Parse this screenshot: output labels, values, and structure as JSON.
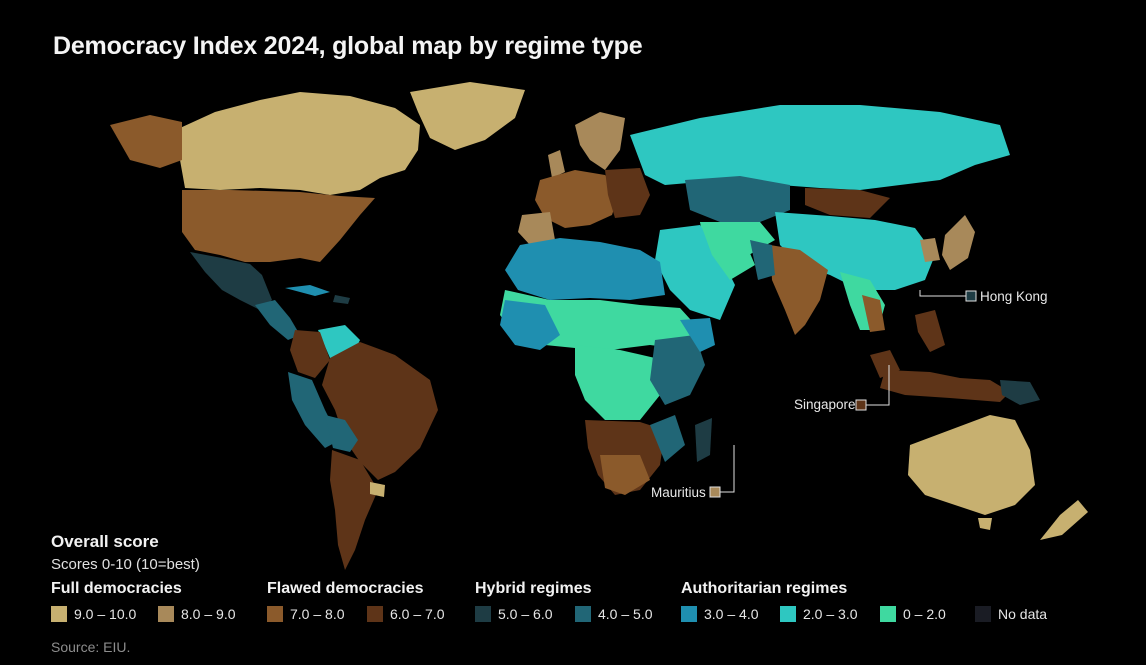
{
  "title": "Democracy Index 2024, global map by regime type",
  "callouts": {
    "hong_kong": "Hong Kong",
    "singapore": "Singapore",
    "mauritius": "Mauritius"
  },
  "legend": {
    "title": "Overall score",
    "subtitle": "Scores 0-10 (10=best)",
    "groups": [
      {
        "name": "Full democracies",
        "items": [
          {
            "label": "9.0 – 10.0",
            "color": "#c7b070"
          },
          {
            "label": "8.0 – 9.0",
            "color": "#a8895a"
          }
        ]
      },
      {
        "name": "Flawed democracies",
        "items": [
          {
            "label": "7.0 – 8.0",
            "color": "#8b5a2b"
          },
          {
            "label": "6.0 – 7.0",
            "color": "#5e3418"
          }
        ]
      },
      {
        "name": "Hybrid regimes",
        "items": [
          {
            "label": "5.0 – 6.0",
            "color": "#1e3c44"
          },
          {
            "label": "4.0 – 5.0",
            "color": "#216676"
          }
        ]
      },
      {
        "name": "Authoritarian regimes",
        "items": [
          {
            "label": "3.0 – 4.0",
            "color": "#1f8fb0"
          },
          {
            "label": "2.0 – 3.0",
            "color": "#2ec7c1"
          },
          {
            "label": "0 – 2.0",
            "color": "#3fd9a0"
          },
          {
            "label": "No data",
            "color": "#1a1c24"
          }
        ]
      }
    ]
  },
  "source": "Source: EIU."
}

****************

• JOB:
Report only the number of lines that hold the word "regimes".

• SOLUTION TO THIS EXERCISE:
2